■ GIVEN PROBLEM ■
An exact copy of every record is needed.

Dataset items:

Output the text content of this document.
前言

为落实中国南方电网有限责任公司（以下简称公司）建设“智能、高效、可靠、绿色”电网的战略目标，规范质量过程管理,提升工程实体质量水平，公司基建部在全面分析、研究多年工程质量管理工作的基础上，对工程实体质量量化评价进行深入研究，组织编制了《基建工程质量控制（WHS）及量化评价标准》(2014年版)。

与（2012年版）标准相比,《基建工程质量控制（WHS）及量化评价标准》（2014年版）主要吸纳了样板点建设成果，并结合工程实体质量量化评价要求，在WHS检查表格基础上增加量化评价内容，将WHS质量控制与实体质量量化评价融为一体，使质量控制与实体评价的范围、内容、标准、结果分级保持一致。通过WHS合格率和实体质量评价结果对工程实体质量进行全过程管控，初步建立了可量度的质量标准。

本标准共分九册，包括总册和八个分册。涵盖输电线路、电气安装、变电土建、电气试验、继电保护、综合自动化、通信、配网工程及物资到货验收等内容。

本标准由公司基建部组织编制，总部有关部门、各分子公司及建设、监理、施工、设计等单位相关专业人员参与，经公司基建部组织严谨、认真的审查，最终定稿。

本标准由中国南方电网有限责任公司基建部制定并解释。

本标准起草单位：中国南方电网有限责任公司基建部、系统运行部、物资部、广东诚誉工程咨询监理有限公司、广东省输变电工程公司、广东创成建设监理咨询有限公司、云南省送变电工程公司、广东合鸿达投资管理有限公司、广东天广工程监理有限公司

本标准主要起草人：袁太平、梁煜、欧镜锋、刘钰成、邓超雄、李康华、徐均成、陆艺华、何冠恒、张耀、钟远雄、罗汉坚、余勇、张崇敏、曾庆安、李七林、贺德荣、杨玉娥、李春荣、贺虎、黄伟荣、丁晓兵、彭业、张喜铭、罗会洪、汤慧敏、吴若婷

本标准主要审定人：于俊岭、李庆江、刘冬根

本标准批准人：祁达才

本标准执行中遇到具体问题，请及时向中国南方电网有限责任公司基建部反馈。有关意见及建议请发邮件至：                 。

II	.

■ ANSWER FOR THE TASK ■
Output the text content of this document.
前言

为落实中国南方电网有限责任公司（以下简称公司）建设“智能、高效、可靠、绿色”电网的战略目标，规范质量过程管理,提升工程实体质量水平，公司基建部在全面分析、研究多年工程质量管理工作的基础上，对工程实体质量量化评价进行深入研究，组织编制了《基建工程质量控制（WHS）及量化评价标准》(2014年版)。

与（2012年版）标准相比,《基建工程质量控制（WHS）及量化评价标准》（2014年版）主要吸纳了样板点建设成果，并结合工程实体质量量化评价要求，在WHS检查表格基础上增加量化评价内容，将WHS质量控制与实体质量量化评价融为一体，使质量控制与实体评价的范围、内容、标准、结果分级保持一致。通过WHS合格率和实体质量评价结果对工程实体质量进行全过程管控，初步建立了可量度的质量标准。

本标准共分九册，包括总册和八个分册。涵盖输电线路、电气安装、变电土建、电气试验、继电保护、综合自动化、通信、配网工程及物资到货验收等内容。

本标准由公司基建部组织编制，总部有关部门、各分子公司及建设、监理、施工、设计等单位相关专业人员参与，经公司基建部组织严谨、认真的审查，最终定稿。

本标准由中国南方电网有限责任公司基建部制定并解释。

本标准起草单位：中国南方电网有限责任公司基建部、系统运行部、物资部、广东诚誉工程咨询监理有限公司、广东省输变电工程公司、广东创成建设监理咨询有限公司、云南省送变电工程公司、广东合鸿达投资管理有限公司、广东天广工程监理有限公司

本标准主要起草人：袁太平、梁煜、欧镜锋、刘钰成、邓超雄、李康华、徐均成、陆艺华、何冠恒、张耀、钟远雄、罗汉坚、余勇、张崇敏、曾庆安、李七林、贺德荣、杨玉娥、李春荣、贺虎、黄伟荣、丁晓兵、彭业、张喜铭、罗会洪、汤慧敏、吴若婷

本标准主要审定人：于俊岭、李庆江、刘冬根

本标准批准人：祁达才

本标准执行中遇到具体问题，请及时向中国南方电网有限责任公司基建部反馈。有关意见及建议请发邮件至：                 。

II	.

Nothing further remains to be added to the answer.